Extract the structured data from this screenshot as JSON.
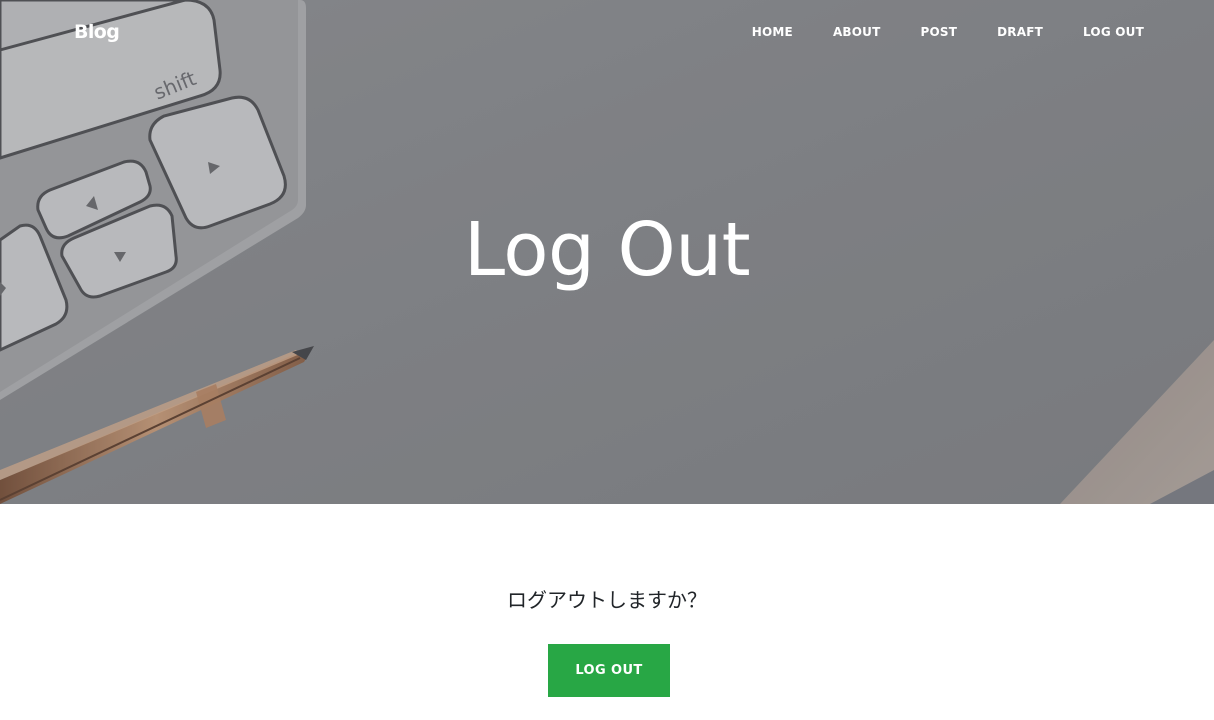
{
  "navbar": {
    "brand": "Blog",
    "items": [
      "HOME",
      "ABOUT",
      "POST",
      "DRAFT",
      "LOG OUT"
    ]
  },
  "hero": {
    "heading": "Log Out",
    "key_label": "shift"
  },
  "main": {
    "confirm_text": "ログアウトしますか？",
    "logout_button_label": "LOG OUT"
  },
  "colors": {
    "hero_overlay": "#8a8b8f",
    "button": "#28a745",
    "text": "#212529"
  }
}
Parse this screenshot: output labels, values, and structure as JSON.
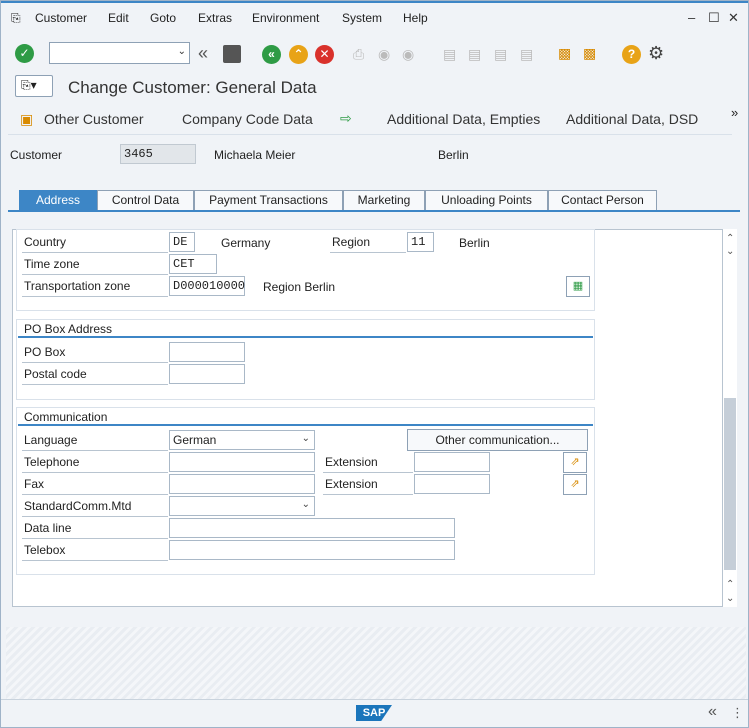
{
  "menubar": {
    "items": [
      "Customer",
      "Edit",
      "Goto",
      "Extras",
      "Environment",
      "System",
      "Help"
    ],
    "mnemonic": [
      "C",
      "E",
      "G",
      "x",
      "n",
      "S",
      "H"
    ]
  },
  "toolbar": {
    "command_field_value": ""
  },
  "title": "Change Customer: General Data",
  "app_toolbar": {
    "other_customer": "Other Customer",
    "company_code_data": "Company Code Data",
    "additional_empties": "Additional Data, Empties",
    "additional_dsd": "Additional Data, DSD",
    "more": "»"
  },
  "header": {
    "customer_label": "Customer",
    "customer_number": "3465",
    "customer_name": "Michaela Meier",
    "city": "Berlin"
  },
  "tabs": [
    {
      "label": "Address",
      "active": true
    },
    {
      "label": "Control Data",
      "active": false
    },
    {
      "label": "Payment Transactions",
      "active": false
    },
    {
      "label": "Marketing",
      "active": false
    },
    {
      "label": "Unloading Points",
      "active": false
    },
    {
      "label": "Contact Person",
      "active": false
    }
  ],
  "address": {
    "country_label": "Country",
    "country_value": "DE",
    "country_name": "Germany",
    "region_label": "Region",
    "region_value": "11",
    "region_name": "Berlin",
    "timezone_label": "Time zone",
    "timezone_value": "CET",
    "transport_label": "Transportation zone",
    "transport_value": "D000010000",
    "transport_name": "Region Berlin"
  },
  "po_box": {
    "title": "PO Box Address",
    "po_box_label": "PO Box",
    "po_box_value": "",
    "postal_label": "Postal code",
    "postal_value": ""
  },
  "communication": {
    "title": "Communication",
    "language_label": "Language",
    "language_value": "German",
    "other_comm_button": "Other communication...",
    "telephone_label": "Telephone",
    "telephone_value": "",
    "extension_label": "Extension",
    "tel_extension_value": "",
    "fax_label": "Fax",
    "fax_value": "",
    "fax_extension_value": "",
    "std_comm_label": "StandardComm.Mtd",
    "std_comm_value": "",
    "data_line_label": "Data line",
    "data_line_value": "",
    "telebox_label": "Telebox",
    "telebox_value": ""
  },
  "footer": {
    "logo": "SAP",
    "collapse": "«"
  },
  "colors": {
    "accent": "#3d86c6",
    "ok_green": "#2e9b45",
    "nav_green": "#2e9b45",
    "nav_yellow": "#e8a317",
    "cancel_red": "#d9312b"
  }
}
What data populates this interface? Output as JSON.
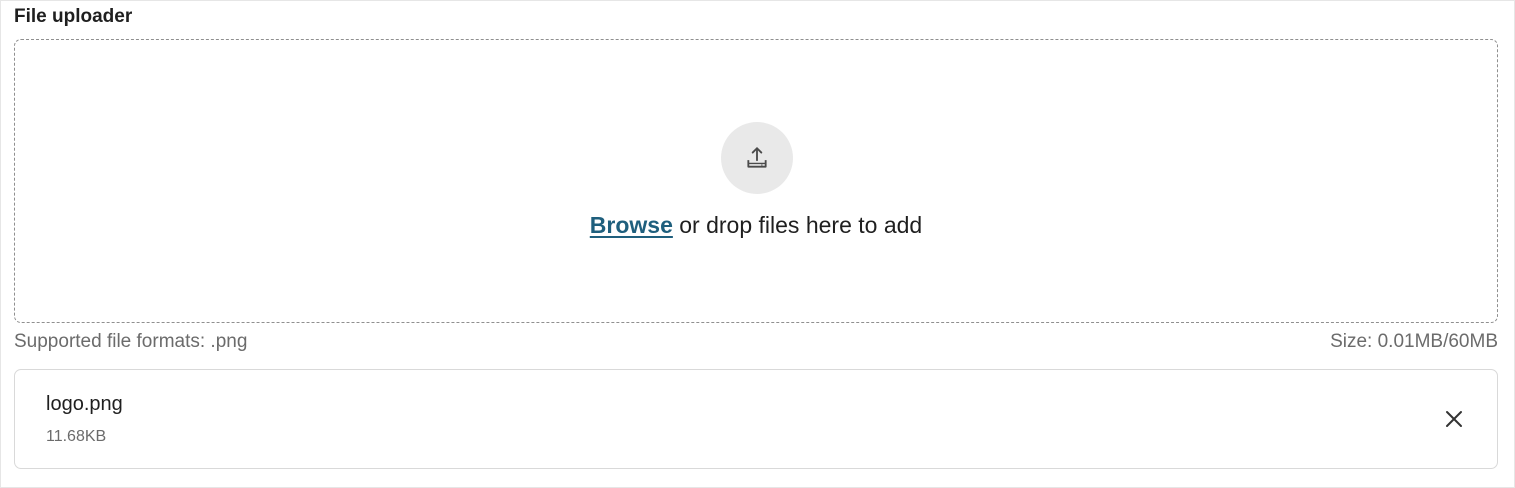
{
  "uploader": {
    "title": "File uploader",
    "browse_label": "Browse",
    "drop_text": " or drop files here to add",
    "icon": "upload-icon",
    "supported_formats": "Supported file formats: .png",
    "size_text": "Size: 0.01MB/60MB"
  },
  "files": [
    {
      "name": "logo.png",
      "size": "11.68KB",
      "remove_icon": "close-icon"
    }
  ],
  "colors": {
    "link": "#1f5f7d",
    "muted_text": "#6b6b6b",
    "icon_circle": "#e9e9e9",
    "border_dashed": "#8f8f8f"
  }
}
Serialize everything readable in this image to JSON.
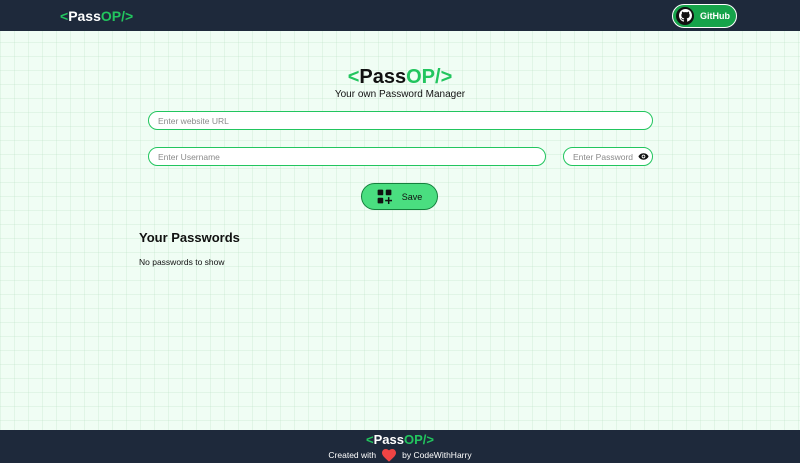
{
  "navbar": {
    "logo": {
      "open": "<",
      "pass": "Pass",
      "op": "OP/>"
    },
    "github_label": "GitHub"
  },
  "hero": {
    "logo": {
      "open": "<",
      "pass": "Pass",
      "op": "OP/>"
    },
    "tagline": "Your own Password Manager"
  },
  "form": {
    "url_placeholder": "Enter website URL",
    "url_value": "",
    "username_placeholder": "Enter Username",
    "username_value": "",
    "password_placeholder": "Enter Password",
    "password_value": "",
    "save_label": "Save"
  },
  "passwords": {
    "title": "Your Passwords",
    "empty_message": "No passwords to show"
  },
  "footer": {
    "logo": {
      "open": "<",
      "pass": "Pass",
      "op": "OP/>"
    },
    "created_with": "Created with",
    "by": "by CodeWithHarry"
  },
  "icons": {
    "github": "github-icon",
    "eye": "eye-icon",
    "save": "add-grid-icon",
    "heart": "heart-icon"
  },
  "colors": {
    "navbar_bg": "#1e293b",
    "accent_green": "#22c55e",
    "save_button_bg": "#4ade80",
    "page_bg": "#f0fdf4",
    "heart": "#ef4444"
  }
}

·····

Given instruction →
Quote each record exactly as it stands, minus the pictures.

Written answer →
Extract the structured data from this screenshot as JSON.
{
  "navbar": {
    "brand": "Blog",
    "items": [
      "HOME",
      "ABOUT",
      "POST",
      "DRAFT",
      "LOG OUT"
    ]
  },
  "hero": {
    "heading": "Log Out",
    "key_label": "shift"
  },
  "main": {
    "confirm_text": "ログアウトしますか？",
    "logout_button_label": "LOG OUT"
  },
  "colors": {
    "hero_overlay": "#8a8b8f",
    "button": "#28a745",
    "text": "#212529"
  }
}
Parse this screenshot: output labels, values, and structure as JSON.
{
  "menubar": {
    "items": [
      "Customer",
      "Edit",
      "Goto",
      "Extras",
      "Environment",
      "System",
      "Help"
    ],
    "mnemonic": [
      "C",
      "E",
      "G",
      "x",
      "n",
      "S",
      "H"
    ]
  },
  "toolbar": {
    "command_field_value": ""
  },
  "title": "Change Customer: General Data",
  "app_toolbar": {
    "other_customer": "Other Customer",
    "company_code_data": "Company Code Data",
    "additional_empties": "Additional Data, Empties",
    "additional_dsd": "Additional Data, DSD",
    "more": "»"
  },
  "header": {
    "customer_label": "Customer",
    "customer_number": "3465",
    "customer_name": "Michaela Meier",
    "city": "Berlin"
  },
  "tabs": [
    {
      "label": "Address",
      "active": true
    },
    {
      "label": "Control Data",
      "active": false
    },
    {
      "label": "Payment Transactions",
      "active": false
    },
    {
      "label": "Marketing",
      "active": false
    },
    {
      "label": "Unloading Points",
      "active": false
    },
    {
      "label": "Contact Person",
      "active": false
    }
  ],
  "address": {
    "country_label": "Country",
    "country_value": "DE",
    "country_name": "Germany",
    "region_label": "Region",
    "region_value": "11",
    "region_name": "Berlin",
    "timezone_label": "Time zone",
    "timezone_value": "CET",
    "transport_label": "Transportation zone",
    "transport_value": "D000010000",
    "transport_name": "Region Berlin"
  },
  "po_box": {
    "title": "PO Box Address",
    "po_box_label": "PO Box",
    "po_box_value": "",
    "postal_label": "Postal code",
    "postal_value": ""
  },
  "communication": {
    "title": "Communication",
    "language_label": "Language",
    "language_value": "German",
    "other_comm_button": "Other communication...",
    "telephone_label": "Telephone",
    "telephone_value": "",
    "extension_label": "Extension",
    "tel_extension_value": "",
    "fax_label": "Fax",
    "fax_value": "",
    "fax_extension_value": "",
    "std_comm_label": "StandardComm.Mtd",
    "std_comm_value": "",
    "data_line_label": "Data line",
    "data_line_value": "",
    "telebox_label": "Telebox",
    "telebox_value": ""
  },
  "footer": {
    "logo": "SAP",
    "collapse": "«"
  },
  "colors": {
    "accent": "#3d86c6",
    "ok_green": "#2e9b45",
    "nav_green": "#2e9b45",
    "nav_yellow": "#e8a317",
    "cancel_red": "#d9312b"
  }
}
What data populates this interface? Output as JSON.
{
  "uploader": {
    "title": "File uploader",
    "browse_label": "Browse",
    "drop_text": " or drop files here to add",
    "icon": "upload-icon",
    "supported_formats": "Supported file formats: .png",
    "size_text": "Size: 0.01MB/60MB"
  },
  "files": [
    {
      "name": "logo.png",
      "size": "11.68KB",
      "remove_icon": "close-icon"
    }
  ],
  "colors": {
    "link": "#1f5f7d",
    "muted_text": "#6b6b6b",
    "icon_circle": "#e9e9e9",
    "border_dashed": "#8f8f8f"
  }
}
Serialize everything readable in this image to JSON.
{
  "navbar": {
    "logo": {
      "open": "<",
      "pass": "Pass",
      "op": "OP/>"
    },
    "github_label": "GitHub"
  },
  "hero": {
    "logo": {
      "open": "<",
      "pass": "Pass",
      "op": "OP/>"
    },
    "tagline": "Your own Password Manager"
  },
  "form": {
    "url_placeholder": "Enter website URL",
    "url_value": "",
    "username_placeholder": "Enter Username",
    "username_value": "",
    "password_placeholder": "Enter Password",
    "password_value": "",
    "save_label": "Save"
  },
  "passwords": {
    "title": "Your Passwords",
    "empty_message": "No passwords to show"
  },
  "footer": {
    "logo": {
      "open": "<",
      "pass": "Pass",
      "op": "OP/>"
    },
    "created_with": "Created with",
    "by": "by CodeWithHarry"
  },
  "icons": {
    "github": "github-icon",
    "eye": "eye-icon",
    "save": "add-grid-icon",
    "heart": "heart-icon"
  },
  "colors": {
    "navbar_bg": "#1e293b",
    "accent_green": "#22c55e",
    "save_button_bg": "#4ade80",
    "page_bg": "#f0fdf4",
    "heart": "#ef4444"
  }
}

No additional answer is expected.